• Input material:
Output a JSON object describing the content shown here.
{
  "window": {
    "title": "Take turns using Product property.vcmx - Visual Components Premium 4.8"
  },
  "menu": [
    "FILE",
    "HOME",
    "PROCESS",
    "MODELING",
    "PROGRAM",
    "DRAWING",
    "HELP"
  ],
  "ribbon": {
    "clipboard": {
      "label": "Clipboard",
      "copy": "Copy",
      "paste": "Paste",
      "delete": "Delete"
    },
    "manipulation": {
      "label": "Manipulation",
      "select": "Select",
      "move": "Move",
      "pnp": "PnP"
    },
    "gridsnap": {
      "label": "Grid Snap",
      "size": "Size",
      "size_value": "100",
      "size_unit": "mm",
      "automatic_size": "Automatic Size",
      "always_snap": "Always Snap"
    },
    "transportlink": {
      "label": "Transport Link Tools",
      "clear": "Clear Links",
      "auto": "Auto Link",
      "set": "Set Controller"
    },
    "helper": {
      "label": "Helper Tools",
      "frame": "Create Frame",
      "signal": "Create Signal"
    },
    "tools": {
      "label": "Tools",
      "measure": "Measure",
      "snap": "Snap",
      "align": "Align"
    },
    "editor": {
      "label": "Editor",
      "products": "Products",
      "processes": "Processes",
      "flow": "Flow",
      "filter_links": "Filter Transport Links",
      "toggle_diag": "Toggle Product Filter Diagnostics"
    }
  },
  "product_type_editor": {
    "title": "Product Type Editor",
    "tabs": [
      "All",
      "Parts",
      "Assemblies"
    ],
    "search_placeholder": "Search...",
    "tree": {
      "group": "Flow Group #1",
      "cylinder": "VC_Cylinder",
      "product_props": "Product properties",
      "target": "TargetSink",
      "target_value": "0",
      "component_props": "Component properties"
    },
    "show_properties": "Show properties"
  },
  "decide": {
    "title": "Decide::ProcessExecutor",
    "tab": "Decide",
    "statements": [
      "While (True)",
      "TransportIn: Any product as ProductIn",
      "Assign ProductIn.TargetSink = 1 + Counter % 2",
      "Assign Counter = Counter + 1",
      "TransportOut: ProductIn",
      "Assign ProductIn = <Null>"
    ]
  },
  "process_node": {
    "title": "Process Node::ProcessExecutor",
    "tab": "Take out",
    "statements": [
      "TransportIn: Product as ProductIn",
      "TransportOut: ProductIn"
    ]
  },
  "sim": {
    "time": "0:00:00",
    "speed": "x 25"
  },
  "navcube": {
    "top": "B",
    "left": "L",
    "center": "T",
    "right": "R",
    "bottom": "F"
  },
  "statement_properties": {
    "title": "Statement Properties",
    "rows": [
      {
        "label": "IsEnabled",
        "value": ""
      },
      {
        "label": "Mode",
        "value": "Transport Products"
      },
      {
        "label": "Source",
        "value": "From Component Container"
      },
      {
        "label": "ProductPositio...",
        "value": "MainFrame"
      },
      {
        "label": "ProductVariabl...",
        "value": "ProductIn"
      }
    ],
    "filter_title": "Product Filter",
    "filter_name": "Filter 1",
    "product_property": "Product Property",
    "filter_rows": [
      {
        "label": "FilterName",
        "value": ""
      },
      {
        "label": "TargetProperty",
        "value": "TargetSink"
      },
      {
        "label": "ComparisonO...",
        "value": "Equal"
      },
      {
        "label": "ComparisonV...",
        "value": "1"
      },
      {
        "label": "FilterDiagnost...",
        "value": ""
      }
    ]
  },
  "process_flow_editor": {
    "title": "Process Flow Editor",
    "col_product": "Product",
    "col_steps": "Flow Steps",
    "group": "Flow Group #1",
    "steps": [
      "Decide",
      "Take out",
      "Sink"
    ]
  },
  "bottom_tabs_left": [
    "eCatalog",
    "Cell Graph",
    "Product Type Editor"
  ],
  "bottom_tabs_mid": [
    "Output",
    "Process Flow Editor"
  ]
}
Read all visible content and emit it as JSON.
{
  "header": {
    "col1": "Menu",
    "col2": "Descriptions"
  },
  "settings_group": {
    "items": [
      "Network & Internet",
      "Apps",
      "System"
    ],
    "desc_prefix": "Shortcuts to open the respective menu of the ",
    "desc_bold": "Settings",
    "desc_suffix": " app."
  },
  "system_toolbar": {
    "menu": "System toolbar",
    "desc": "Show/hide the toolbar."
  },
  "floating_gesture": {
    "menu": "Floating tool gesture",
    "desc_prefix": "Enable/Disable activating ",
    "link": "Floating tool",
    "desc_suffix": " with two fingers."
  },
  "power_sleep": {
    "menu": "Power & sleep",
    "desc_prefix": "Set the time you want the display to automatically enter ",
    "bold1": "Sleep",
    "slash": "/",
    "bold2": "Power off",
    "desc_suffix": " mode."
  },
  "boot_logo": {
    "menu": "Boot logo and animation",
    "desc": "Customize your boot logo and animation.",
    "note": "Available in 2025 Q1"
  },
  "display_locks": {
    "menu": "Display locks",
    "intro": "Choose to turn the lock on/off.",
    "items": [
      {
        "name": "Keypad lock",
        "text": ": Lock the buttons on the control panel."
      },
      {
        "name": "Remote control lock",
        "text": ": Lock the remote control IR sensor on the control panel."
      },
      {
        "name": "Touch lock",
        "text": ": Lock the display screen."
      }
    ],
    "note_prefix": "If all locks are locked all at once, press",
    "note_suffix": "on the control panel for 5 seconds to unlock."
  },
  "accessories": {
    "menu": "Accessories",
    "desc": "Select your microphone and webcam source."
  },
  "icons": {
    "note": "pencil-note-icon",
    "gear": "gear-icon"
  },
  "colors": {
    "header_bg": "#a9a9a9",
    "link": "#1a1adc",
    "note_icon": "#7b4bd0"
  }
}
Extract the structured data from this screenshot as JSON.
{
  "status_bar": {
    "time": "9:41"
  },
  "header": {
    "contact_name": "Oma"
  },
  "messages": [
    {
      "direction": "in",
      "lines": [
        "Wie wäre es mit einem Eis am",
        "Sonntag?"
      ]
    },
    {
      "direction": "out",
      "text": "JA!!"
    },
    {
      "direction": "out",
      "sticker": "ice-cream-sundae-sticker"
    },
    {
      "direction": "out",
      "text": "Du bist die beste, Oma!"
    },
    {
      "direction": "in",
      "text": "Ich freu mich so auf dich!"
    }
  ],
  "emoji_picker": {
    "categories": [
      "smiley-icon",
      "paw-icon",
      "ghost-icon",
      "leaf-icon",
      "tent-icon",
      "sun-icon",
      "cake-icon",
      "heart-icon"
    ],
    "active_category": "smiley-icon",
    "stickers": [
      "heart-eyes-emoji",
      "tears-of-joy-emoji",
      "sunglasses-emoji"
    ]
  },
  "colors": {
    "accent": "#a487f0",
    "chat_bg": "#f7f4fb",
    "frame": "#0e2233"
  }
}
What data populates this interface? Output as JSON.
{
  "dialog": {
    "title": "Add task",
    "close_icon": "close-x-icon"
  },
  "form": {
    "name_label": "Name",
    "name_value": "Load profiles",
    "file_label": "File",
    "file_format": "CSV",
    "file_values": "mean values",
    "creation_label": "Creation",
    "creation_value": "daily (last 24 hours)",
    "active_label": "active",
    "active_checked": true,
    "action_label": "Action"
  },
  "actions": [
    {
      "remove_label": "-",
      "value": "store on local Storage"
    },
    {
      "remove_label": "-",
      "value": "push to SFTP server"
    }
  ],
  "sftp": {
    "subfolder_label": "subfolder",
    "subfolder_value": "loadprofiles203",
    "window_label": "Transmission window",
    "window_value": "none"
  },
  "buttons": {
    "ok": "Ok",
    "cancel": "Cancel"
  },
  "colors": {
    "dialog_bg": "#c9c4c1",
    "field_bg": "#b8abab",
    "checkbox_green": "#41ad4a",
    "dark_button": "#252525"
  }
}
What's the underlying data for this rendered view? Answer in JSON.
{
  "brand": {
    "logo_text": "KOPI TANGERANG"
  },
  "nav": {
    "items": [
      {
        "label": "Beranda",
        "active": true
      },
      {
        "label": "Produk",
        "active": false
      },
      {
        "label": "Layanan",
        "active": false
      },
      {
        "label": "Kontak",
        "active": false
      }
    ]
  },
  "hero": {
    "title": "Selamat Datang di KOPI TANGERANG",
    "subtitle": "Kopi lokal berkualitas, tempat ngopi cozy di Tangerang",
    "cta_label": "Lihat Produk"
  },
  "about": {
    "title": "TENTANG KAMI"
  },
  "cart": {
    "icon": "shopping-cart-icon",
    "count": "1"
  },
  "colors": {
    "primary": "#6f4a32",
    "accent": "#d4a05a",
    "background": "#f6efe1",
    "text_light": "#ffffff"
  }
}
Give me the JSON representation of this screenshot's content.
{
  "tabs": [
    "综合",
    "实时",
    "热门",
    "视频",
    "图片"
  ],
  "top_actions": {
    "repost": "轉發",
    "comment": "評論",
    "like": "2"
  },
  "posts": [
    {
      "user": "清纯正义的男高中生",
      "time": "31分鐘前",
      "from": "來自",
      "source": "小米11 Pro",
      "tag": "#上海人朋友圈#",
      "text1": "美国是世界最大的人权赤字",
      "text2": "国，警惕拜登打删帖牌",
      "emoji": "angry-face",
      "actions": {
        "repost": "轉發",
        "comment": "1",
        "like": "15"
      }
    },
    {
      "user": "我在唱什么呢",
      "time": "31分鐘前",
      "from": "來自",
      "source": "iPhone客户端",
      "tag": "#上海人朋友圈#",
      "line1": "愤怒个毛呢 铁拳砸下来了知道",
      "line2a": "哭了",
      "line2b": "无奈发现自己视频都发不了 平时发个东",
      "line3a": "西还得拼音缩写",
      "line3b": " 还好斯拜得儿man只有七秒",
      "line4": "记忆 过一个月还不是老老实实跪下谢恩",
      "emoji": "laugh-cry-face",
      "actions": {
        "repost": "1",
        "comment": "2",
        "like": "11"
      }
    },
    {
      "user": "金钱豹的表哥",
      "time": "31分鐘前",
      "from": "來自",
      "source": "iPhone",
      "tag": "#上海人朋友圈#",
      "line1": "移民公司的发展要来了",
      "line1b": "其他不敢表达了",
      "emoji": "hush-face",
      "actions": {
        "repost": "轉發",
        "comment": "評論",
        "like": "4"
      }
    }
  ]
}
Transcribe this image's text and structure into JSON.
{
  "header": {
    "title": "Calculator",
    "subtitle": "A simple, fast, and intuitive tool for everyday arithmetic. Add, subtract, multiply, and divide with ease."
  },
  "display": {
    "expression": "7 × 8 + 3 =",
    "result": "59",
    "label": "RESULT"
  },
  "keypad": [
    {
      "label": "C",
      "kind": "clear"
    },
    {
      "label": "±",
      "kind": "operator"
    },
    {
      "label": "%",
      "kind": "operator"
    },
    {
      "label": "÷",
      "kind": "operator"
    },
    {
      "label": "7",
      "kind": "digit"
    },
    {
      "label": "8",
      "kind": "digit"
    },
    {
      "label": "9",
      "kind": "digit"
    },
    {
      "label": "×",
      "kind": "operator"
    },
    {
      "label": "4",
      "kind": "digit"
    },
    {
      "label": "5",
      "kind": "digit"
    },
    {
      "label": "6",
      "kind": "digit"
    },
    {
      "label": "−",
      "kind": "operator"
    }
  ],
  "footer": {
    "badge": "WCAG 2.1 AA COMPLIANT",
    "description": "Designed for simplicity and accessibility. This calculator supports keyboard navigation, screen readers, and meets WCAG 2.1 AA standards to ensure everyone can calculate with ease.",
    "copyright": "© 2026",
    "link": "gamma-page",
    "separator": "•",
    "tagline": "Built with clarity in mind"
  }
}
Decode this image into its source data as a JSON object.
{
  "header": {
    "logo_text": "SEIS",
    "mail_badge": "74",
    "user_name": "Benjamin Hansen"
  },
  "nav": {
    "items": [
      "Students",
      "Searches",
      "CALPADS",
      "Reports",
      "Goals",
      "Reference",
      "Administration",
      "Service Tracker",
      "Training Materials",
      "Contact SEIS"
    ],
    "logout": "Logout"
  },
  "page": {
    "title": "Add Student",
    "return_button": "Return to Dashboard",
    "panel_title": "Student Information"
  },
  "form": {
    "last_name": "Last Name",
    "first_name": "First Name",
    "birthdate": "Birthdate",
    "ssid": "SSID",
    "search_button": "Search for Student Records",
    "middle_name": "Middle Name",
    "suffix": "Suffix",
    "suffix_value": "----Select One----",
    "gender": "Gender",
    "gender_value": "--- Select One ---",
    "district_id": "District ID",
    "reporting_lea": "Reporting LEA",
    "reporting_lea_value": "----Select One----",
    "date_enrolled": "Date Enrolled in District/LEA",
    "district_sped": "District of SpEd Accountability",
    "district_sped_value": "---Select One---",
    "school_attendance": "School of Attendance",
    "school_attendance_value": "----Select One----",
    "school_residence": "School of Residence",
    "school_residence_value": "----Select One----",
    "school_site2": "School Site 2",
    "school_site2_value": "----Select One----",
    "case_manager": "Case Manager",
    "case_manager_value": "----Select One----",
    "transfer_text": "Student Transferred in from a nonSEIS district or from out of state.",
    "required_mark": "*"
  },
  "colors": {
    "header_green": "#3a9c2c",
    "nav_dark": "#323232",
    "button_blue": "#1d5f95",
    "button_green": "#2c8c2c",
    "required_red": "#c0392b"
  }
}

• Exercise directions: Copy the lines from the entries above in which the word "repost" appears.

• In response:
    "repost": "轉發",
        "repost": "轉發",
        "repost": "1",
        "repost": "轉發",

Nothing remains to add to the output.